Part of a data file

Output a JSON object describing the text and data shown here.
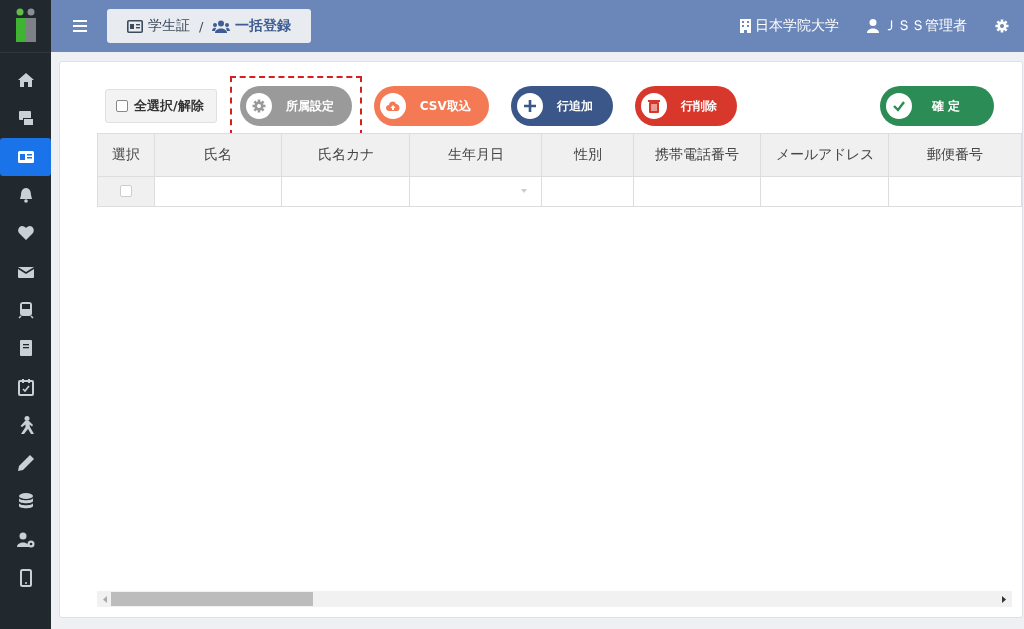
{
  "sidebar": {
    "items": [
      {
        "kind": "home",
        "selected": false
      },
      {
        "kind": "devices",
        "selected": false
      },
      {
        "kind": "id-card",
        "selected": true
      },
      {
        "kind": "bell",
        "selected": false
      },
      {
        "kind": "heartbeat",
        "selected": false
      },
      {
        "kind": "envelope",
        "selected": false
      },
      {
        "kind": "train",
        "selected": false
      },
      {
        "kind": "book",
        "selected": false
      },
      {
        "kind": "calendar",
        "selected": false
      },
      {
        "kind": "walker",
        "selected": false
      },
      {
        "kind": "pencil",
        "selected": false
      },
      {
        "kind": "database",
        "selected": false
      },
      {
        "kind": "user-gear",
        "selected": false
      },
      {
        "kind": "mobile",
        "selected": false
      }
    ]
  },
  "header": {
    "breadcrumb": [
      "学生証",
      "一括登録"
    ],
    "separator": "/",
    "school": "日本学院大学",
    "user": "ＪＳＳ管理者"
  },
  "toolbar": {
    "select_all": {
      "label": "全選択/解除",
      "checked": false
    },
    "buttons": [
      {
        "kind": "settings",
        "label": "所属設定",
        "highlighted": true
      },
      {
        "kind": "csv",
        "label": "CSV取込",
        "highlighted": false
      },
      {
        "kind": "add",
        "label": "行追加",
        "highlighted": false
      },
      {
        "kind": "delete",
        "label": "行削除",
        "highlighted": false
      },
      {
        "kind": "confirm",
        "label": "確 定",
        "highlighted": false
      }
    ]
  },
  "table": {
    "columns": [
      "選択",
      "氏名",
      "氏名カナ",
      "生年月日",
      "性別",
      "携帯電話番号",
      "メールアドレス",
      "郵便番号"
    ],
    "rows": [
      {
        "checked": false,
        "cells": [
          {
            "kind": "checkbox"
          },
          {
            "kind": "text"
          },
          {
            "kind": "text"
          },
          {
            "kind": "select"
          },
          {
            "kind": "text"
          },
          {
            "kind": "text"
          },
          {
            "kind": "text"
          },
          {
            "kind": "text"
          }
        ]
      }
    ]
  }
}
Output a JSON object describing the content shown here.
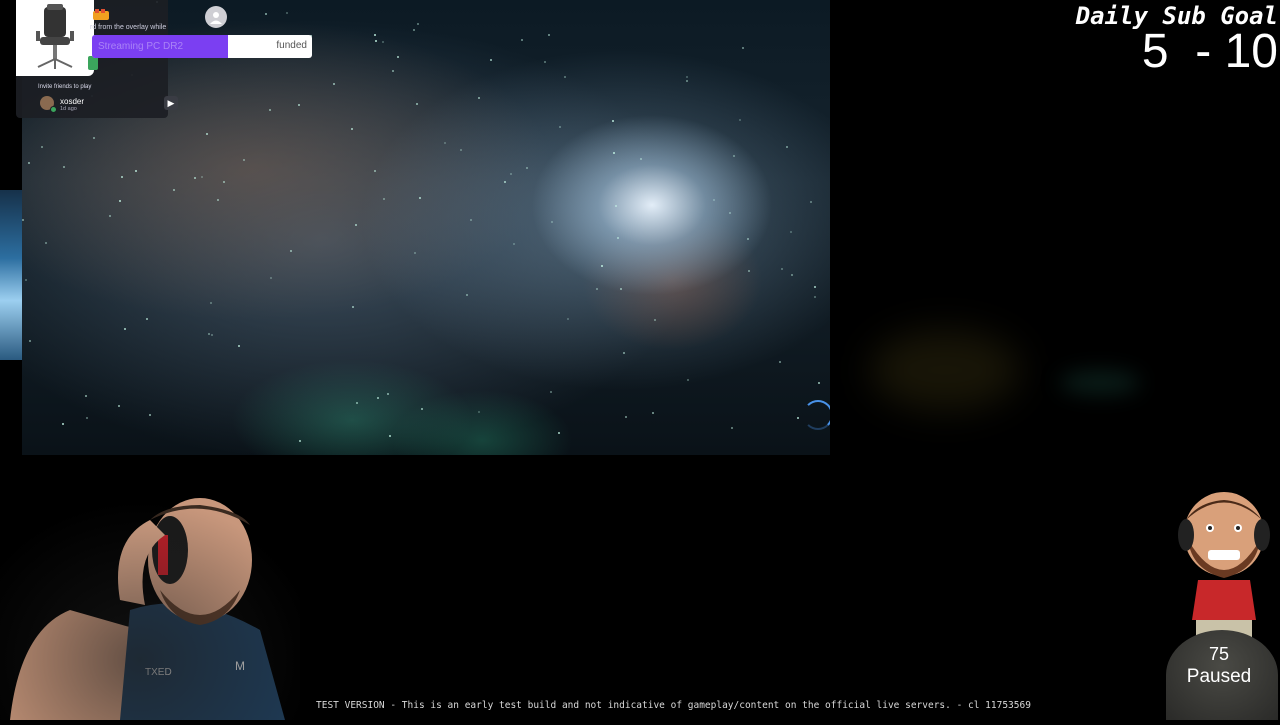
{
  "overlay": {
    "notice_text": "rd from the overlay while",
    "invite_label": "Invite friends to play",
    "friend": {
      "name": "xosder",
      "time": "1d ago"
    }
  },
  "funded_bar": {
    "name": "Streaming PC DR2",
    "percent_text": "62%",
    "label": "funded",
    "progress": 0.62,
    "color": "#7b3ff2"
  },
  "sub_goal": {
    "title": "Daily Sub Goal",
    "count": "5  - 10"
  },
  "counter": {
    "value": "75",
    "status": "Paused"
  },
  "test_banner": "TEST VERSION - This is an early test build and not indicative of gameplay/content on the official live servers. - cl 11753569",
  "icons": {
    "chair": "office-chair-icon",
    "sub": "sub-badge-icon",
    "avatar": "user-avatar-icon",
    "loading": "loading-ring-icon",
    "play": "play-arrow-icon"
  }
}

### THE REQUEST
Copy each line holding the word "Output" from the listing above.

### TASK RESULT
Output a JSON object describing the text and data shown here.
Output a JSON object describing the content shown here.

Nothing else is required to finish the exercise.